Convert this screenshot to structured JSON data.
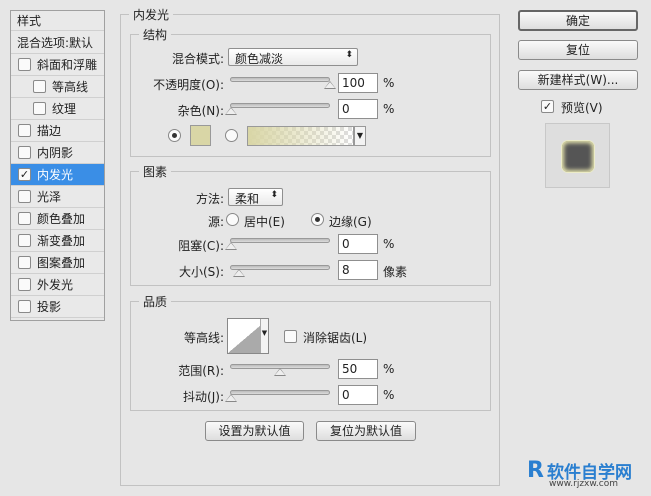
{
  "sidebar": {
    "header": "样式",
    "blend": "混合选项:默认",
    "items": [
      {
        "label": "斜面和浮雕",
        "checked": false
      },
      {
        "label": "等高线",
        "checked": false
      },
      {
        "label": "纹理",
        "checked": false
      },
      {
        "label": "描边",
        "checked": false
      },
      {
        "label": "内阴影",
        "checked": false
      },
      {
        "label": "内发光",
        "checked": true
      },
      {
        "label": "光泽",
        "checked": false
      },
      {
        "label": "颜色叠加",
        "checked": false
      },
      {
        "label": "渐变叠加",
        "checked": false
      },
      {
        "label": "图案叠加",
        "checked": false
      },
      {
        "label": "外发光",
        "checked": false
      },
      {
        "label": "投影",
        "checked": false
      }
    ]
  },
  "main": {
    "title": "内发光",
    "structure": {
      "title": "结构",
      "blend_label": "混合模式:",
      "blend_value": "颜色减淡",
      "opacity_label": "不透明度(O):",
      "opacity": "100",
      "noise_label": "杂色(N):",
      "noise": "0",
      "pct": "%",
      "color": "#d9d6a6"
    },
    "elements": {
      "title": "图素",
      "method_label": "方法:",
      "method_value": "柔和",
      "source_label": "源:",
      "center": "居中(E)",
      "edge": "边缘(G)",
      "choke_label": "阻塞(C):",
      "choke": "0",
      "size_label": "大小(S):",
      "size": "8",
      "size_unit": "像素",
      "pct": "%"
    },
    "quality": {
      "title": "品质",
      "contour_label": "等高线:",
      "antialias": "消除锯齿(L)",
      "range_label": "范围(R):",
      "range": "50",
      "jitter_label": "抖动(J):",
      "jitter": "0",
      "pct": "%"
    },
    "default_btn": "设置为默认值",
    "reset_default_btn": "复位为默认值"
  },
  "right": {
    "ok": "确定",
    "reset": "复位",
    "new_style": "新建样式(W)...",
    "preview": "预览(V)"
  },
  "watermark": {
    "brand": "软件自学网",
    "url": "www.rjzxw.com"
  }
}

• • • • • • •

EXERCISE REQUIREMENTS: Working from the material above, transcribe it exactly while omitting pictures.

FINISHED TASK:
Convert this screenshot to structured JSON data.
{
  "sidebar": {
    "header": "样式",
    "blend": "混合选项:默认",
    "items": [
      {
        "label": "斜面和浮雕",
        "checked": false
      },
      {
        "label": "等高线",
        "checked": false
      },
      {
        "label": "纹理",
        "checked": false
      },
      {
        "label": "描边",
        "checked": false
      },
      {
        "label": "内阴影",
        "checked": false
      },
      {
        "label": "内发光",
        "checked": true
      },
      {
        "label": "光泽",
        "checked": false
      },
      {
        "label": "颜色叠加",
        "checked": false
      },
      {
        "label": "渐变叠加",
        "checked": false
      },
      {
        "label": "图案叠加",
        "checked": false
      },
      {
        "label": "外发光",
        "checked": false
      },
      {
        "label": "投影",
        "checked": false
      }
    ]
  },
  "main": {
    "title": "内发光",
    "structure": {
      "title": "结构",
      "blend_label": "混合模式:",
      "blend_value": "颜色减淡",
      "opacity_label": "不透明度(O):",
      "opacity": "100",
      "noise_label": "杂色(N):",
      "noise": "0",
      "pct": "%",
      "color": "#d9d6a6"
    },
    "elements": {
      "title": "图素",
      "method_label": "方法:",
      "method_value": "柔和",
      "source_label": "源:",
      "center": "居中(E)",
      "edge": "边缘(G)",
      "choke_label": "阻塞(C):",
      "choke": "0",
      "size_label": "大小(S):",
      "size": "8",
      "size_unit": "像素",
      "pct": "%"
    },
    "quality": {
      "title": "品质",
      "contour_label": "等高线:",
      "antialias": "消除锯齿(L)",
      "range_label": "范围(R):",
      "range": "50",
      "jitter_label": "抖动(J):",
      "jitter": "0",
      "pct": "%"
    },
    "default_btn": "设置为默认值",
    "reset_default_btn": "复位为默认值"
  },
  "right": {
    "ok": "确定",
    "reset": "复位",
    "new_style": "新建样式(W)...",
    "preview": "预览(V)"
  },
  "watermark": {
    "brand": "软件自学网",
    "url": "www.rjzxw.com"
  }
}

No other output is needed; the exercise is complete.